Records from a collection
-- START --
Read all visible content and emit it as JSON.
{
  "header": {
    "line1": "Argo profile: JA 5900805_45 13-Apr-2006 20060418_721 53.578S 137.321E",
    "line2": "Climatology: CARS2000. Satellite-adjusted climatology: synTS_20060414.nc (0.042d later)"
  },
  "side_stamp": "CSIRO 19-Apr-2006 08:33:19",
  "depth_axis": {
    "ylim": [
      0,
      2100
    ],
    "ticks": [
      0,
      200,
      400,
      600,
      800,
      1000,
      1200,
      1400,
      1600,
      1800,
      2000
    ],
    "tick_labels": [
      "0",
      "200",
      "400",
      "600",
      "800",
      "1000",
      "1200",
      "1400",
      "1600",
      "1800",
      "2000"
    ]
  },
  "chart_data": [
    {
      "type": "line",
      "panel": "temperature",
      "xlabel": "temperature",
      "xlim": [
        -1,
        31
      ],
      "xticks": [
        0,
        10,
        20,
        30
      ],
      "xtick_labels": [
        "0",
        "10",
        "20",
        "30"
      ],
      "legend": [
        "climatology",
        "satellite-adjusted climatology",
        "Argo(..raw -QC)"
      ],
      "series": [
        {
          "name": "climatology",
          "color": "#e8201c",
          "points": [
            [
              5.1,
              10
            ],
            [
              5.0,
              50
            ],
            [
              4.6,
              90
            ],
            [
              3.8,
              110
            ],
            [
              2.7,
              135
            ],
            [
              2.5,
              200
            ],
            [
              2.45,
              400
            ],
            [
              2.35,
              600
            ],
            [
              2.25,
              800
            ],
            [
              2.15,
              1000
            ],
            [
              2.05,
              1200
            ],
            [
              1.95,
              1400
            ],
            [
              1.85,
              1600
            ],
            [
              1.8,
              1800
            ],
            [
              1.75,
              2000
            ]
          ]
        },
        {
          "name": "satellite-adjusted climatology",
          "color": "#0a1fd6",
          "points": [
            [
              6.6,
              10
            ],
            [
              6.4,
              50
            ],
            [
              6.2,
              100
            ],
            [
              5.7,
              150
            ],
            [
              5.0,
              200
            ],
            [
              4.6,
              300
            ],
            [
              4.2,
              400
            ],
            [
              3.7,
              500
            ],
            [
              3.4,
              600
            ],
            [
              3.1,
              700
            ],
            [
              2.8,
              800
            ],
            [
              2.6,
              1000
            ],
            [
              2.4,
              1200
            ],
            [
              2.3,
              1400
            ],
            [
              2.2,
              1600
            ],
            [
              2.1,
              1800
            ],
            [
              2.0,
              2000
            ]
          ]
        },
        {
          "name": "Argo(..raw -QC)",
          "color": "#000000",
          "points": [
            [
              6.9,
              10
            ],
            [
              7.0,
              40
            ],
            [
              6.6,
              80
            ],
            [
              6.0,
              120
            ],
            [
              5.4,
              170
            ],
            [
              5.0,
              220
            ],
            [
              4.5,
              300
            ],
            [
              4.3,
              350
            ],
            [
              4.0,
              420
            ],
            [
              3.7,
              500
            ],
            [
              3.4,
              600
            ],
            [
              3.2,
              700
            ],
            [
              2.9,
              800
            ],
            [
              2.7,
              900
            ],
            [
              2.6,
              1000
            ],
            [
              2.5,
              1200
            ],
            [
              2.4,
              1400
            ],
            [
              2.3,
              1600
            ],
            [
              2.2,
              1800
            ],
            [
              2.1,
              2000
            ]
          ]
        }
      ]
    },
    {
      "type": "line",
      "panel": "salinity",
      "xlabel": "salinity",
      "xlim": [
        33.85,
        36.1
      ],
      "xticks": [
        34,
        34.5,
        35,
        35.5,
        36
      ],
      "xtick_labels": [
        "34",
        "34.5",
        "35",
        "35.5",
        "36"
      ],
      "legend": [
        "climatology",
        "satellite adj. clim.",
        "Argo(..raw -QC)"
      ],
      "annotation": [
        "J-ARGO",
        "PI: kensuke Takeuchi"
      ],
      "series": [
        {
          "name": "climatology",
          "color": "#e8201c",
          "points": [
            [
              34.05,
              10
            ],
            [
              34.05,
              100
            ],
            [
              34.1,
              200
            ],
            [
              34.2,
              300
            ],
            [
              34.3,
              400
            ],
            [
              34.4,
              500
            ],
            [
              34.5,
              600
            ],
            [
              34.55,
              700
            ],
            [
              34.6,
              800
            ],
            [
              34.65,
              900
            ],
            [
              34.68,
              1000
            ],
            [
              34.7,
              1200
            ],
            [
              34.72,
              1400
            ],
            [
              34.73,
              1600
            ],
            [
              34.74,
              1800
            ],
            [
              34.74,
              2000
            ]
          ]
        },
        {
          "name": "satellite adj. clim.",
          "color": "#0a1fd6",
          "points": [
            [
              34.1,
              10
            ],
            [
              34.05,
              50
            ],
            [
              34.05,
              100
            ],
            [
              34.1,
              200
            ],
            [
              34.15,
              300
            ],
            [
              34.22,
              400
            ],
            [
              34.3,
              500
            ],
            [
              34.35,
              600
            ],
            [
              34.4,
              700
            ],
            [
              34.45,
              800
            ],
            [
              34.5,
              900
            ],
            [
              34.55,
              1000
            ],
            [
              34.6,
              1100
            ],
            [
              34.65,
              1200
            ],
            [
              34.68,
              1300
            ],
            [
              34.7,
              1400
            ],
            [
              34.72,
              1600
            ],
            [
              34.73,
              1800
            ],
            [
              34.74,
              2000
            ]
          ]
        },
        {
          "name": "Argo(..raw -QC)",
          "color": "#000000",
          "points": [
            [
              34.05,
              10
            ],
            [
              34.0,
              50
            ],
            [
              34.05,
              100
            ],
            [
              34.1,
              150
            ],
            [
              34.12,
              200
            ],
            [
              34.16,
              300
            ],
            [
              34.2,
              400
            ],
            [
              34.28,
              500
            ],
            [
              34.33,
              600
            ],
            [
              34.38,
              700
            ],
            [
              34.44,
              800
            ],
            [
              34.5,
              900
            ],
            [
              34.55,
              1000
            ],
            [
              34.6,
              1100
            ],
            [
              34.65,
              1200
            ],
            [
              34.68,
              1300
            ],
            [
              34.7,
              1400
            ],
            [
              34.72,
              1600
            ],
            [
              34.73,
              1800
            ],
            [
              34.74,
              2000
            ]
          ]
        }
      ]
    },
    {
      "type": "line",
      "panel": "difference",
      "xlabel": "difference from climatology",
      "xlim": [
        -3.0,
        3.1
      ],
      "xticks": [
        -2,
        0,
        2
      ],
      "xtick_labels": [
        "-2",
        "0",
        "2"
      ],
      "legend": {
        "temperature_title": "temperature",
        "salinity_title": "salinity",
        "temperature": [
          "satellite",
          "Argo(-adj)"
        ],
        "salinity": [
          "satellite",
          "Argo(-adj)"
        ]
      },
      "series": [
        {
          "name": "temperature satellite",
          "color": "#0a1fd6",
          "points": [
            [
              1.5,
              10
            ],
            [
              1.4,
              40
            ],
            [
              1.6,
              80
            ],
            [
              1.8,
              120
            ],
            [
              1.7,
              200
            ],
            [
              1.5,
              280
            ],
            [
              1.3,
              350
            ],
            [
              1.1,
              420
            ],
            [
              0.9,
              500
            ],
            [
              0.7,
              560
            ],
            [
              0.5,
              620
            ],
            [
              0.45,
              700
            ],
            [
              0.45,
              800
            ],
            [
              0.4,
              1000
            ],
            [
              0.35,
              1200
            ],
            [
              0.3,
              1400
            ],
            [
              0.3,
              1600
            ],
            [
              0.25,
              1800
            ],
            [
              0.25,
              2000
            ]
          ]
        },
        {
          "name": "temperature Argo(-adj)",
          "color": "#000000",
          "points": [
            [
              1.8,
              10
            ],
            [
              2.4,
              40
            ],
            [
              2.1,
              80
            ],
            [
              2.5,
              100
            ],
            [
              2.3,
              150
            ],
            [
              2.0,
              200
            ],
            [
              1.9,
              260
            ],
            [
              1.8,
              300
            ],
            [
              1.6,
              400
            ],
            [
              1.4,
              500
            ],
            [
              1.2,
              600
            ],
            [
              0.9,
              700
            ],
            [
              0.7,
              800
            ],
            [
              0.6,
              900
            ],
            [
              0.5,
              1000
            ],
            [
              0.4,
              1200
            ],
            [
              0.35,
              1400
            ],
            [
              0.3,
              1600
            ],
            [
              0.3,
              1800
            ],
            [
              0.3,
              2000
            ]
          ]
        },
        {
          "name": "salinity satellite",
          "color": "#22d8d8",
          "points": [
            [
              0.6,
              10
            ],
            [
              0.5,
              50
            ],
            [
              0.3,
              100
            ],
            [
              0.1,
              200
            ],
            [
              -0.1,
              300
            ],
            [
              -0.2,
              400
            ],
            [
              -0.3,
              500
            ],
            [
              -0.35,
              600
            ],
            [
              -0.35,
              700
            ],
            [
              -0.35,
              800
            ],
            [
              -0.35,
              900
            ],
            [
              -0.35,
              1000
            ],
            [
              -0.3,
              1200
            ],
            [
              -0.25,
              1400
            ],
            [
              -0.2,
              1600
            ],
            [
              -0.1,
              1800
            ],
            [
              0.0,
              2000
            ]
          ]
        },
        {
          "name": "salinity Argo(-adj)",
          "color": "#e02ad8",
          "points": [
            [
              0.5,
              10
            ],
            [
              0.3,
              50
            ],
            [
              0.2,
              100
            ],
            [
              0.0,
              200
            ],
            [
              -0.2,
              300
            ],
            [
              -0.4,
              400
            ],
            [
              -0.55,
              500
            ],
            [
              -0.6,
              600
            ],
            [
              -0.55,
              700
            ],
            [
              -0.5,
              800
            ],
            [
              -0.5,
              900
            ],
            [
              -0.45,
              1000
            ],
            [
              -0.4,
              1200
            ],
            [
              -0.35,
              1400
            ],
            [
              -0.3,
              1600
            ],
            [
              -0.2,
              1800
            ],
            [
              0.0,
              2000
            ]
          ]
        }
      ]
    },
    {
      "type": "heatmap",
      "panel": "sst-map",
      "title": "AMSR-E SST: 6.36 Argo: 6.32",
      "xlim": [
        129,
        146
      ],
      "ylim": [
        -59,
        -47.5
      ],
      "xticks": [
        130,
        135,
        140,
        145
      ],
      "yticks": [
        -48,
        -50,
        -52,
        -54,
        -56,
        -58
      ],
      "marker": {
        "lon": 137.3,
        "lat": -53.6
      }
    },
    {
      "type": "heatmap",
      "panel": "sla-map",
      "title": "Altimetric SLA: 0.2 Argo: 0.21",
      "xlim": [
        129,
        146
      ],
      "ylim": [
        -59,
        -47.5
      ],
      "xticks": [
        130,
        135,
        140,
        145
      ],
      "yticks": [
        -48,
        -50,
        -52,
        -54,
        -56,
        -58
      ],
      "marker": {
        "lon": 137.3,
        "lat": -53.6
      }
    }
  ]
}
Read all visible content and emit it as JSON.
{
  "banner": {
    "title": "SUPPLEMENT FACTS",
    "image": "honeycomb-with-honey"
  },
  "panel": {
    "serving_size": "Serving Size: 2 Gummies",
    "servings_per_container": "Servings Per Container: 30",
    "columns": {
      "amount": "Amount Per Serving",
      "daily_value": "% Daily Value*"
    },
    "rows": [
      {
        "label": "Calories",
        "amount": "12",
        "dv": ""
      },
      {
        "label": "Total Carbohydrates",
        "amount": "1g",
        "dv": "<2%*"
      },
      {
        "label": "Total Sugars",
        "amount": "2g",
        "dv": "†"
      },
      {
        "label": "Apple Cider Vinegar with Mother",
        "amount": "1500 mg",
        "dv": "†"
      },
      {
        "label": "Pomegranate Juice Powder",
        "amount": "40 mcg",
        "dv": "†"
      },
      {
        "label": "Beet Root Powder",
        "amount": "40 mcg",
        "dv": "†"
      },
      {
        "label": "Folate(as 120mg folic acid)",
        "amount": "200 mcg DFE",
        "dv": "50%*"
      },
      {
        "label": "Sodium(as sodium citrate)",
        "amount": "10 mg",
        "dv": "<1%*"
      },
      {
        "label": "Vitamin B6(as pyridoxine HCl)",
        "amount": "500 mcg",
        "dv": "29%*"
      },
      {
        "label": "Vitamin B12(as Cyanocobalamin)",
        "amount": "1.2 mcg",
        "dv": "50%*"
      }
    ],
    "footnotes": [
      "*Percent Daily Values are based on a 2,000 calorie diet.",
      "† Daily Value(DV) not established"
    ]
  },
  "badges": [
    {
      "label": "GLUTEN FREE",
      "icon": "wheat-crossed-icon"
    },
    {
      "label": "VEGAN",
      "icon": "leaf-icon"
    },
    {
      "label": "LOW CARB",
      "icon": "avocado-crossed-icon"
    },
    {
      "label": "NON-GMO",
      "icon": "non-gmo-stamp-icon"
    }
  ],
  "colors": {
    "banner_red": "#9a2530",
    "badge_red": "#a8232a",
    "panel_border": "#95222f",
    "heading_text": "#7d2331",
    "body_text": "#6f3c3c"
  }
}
-- END --
SET PROBLEM: Select every line above that contains the word "Vitamin", and copy it.

WRITTEN ANSWER:
        "label": "Vitamin B6(as pyridoxine HCl)",
        "label": "Vitamin B12(as Cyanocobalamin)",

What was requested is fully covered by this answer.